What to do:
Reproduce all entries precisely, down to the last character.

Working data:
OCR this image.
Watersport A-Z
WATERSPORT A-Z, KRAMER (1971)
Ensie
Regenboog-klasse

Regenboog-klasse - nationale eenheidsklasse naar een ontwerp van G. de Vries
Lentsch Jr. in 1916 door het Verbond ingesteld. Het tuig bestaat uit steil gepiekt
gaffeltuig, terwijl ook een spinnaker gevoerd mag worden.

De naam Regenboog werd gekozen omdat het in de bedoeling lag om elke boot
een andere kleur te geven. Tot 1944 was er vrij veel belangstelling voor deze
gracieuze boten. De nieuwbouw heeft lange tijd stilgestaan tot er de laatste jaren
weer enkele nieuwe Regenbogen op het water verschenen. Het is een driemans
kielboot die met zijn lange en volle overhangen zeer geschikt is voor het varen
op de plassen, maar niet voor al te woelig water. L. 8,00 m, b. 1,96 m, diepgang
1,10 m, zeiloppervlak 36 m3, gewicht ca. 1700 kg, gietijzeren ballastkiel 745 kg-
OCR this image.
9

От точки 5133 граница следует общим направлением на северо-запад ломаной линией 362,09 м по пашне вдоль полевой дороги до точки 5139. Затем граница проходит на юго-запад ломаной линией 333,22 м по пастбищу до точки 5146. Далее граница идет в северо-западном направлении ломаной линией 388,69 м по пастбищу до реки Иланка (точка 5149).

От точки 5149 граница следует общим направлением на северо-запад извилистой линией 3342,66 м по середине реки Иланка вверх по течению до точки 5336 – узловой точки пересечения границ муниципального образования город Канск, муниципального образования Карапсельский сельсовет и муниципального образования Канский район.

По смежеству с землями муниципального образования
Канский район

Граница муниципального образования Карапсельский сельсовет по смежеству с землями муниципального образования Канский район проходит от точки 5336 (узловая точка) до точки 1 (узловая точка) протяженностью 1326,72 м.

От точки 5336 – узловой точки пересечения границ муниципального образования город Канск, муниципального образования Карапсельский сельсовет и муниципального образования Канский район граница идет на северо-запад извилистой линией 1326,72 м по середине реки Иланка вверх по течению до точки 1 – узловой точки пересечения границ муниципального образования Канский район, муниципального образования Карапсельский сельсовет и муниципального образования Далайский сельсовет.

Response below:
OCR this image.
Watersport A-Z
WATERSPORT A-Z, KRAMER (1971)
Ensie
Regenboog-klasse

Regenboog-klasse - nationale eenheidsklasse naar een ontwerp van G. de Vries
Lentsch Jr. in 1916 door het Verbond ingesteld. Het tuig bestaat uit steil gepiekt
gaffeltuig, terwijl ook een spinnaker gevoerd mag worden.

De naam Regenboog werd gekozen omdat het in de bedoeling lag om elke boot
een andere kleur te geven. Tot 1944 was er vrij veel belangstelling voor deze
gracieuze boten. De nieuwbouw heeft lange tijd stilgestaan tot er de laatste jaren
weer enkele nieuwe Regenbogen op het water verschenen. Het is een driemans
kielboot die met zijn lange en volle overhangen zeer geschikt is voor het varen
op de plassen, maar niet voor al te woelig water. L. 8,00 m, b. 1,96 m, diepgang
1,10 m, zeiloppervlak 36 m3, gewicht ca. 1700 kg, gietijzeren ballastkiel 745 kg-
OCR this image.
9

От точки 5133 граница следует общим направлением на северо-запад ломаной линией 362,09 м по пашне вдоль полевой дороги до точки 5139. Затем граница проходит на юго-запад ломаной линией 333,22 м по пастбищу до точки 5146. Далее граница идет в северо-западном направлении ломаной линией 388,69 м по пастбищу до реки Иланка (точка 5149).

От точки 5149 граница следует общим направлением на северо-запад извилистой линией 3342,66 м по середине реки Иланка вверх по течению до точки 5336 – узловой точки пересечения границ муниципального образования город Канск, муниципального образования Карапсельский сельсовет и муниципального образования Канский район.

По смежеству с землями муниципального образования
Канский район

Граница муниципального образования Карапсельский сельсовет по смежеству с землями муниципального образования Канский район проходит от точки 5336 (узловая точка) до точки 1 (узловая точка) протяженностью 1326,72 м.

От точки 5336 – узловой точки пересечения границ муниципального образования город Канск, муниципального образования Карапсельский сельсовет и муниципального образования Канский район граница идет на северо-запад извилистой линией 1326,72 м по середине реки Иланка вверх по течению до точки 1 – узловой точки пересечения границ муниципального образования Канский район, муниципального образования Карапсельский сельсовет и муниципального образования Далайский сельсовет.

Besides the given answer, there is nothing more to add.